Work to complete
Print the whole listing exactly.

Records
-------

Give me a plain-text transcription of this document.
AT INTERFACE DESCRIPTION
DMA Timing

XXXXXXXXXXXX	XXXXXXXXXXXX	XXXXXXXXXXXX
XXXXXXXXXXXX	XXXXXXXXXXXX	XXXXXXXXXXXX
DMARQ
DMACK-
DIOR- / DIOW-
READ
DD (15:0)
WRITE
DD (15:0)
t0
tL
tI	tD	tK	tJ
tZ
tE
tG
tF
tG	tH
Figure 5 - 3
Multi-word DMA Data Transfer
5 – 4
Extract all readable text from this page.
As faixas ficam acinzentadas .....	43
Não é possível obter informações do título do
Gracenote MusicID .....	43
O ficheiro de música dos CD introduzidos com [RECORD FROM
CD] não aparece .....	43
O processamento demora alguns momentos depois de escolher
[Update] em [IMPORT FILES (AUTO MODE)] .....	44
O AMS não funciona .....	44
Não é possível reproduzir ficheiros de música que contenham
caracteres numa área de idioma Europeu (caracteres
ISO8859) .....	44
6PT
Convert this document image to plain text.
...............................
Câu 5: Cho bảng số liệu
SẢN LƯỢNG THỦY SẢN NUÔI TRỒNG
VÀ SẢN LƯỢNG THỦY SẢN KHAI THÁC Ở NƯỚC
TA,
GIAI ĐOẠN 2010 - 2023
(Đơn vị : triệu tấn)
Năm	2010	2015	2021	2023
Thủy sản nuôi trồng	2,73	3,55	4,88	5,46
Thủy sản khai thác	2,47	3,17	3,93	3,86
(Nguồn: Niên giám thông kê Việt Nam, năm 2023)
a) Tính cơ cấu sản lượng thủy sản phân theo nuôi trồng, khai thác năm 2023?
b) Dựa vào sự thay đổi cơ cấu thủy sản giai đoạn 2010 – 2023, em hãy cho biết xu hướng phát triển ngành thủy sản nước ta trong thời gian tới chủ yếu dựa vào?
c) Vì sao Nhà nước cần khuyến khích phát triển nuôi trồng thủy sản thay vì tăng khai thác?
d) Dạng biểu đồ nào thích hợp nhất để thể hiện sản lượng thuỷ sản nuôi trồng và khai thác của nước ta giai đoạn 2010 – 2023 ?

-------

Problem solution
Give me a plain-text transcription of this document.
AT INTERFACE DESCRIPTION
DMA Timing

XXXXXXXXXXXX	XXXXXXXXXXXX	XXXXXXXXXXXX
XXXXXXXXXXXX	XXXXXXXXXXXX	XXXXXXXXXXXX
DMARQ
DMACK-
DIOR- / DIOW-
READ
DD (15:0)
WRITE
DD (15:0)
t0
tL
tI	tD	tK	tJ
tZ
tE
tG
tF
tG	tH
Figure 5 - 3
Multi-word DMA Data Transfer
5 – 4
Extract all readable text from this page.
As faixas ficam acinzentadas .....	43
Não é possível obter informações do título do
Gracenote MusicID .....	43
O ficheiro de música dos CD introduzidos com [RECORD FROM
CD] não aparece .....	43
O processamento demora alguns momentos depois de escolher
[Update] em [IMPORT FILES (AUTO MODE)] .....	44
O AMS não funciona .....	44
Não é possível reproduzir ficheiros de música que contenham
caracteres numa área de idioma Europeu (caracteres
ISO8859) .....	44
6PT
Convert this document image to plain text.
...............................
Câu 5: Cho bảng số liệu
SẢN LƯỢNG THỦY SẢN NUÔI TRỒNG
VÀ SẢN LƯỢNG THỦY SẢN KHAI THÁC Ở NƯỚC
TA,
GIAI ĐOẠN 2010 - 2023
(Đơn vị : triệu tấn)
Năm	2010	2015	2021	2023
Thủy sản nuôi trồng	2,73	3,55	4,88	5,46
Thủy sản khai thác	2,47	3,17	3,93	3,86
(Nguồn: Niên giám thông kê Việt Nam, năm 2023)
a) Tính cơ cấu sản lượng thủy sản phân theo nuôi trồng, khai thác năm 2023?
b) Dựa vào sự thay đổi cơ cấu thủy sản giai đoạn 2010 – 2023, em hãy cho biết xu hướng phát triển ngành thủy sản nước ta trong thời gian tới chủ yếu dựa vào?
c) Vì sao Nhà nước cần khuyến khích phát triển nuôi trồng thủy sản thay vì tăng khai thác?
d) Dạng biểu đồ nào thích hợp nhất để thể hiện sản lượng thuỷ sản nuôi trồng và khai thác của nước ta giai đoạn 2010 – 2023 ?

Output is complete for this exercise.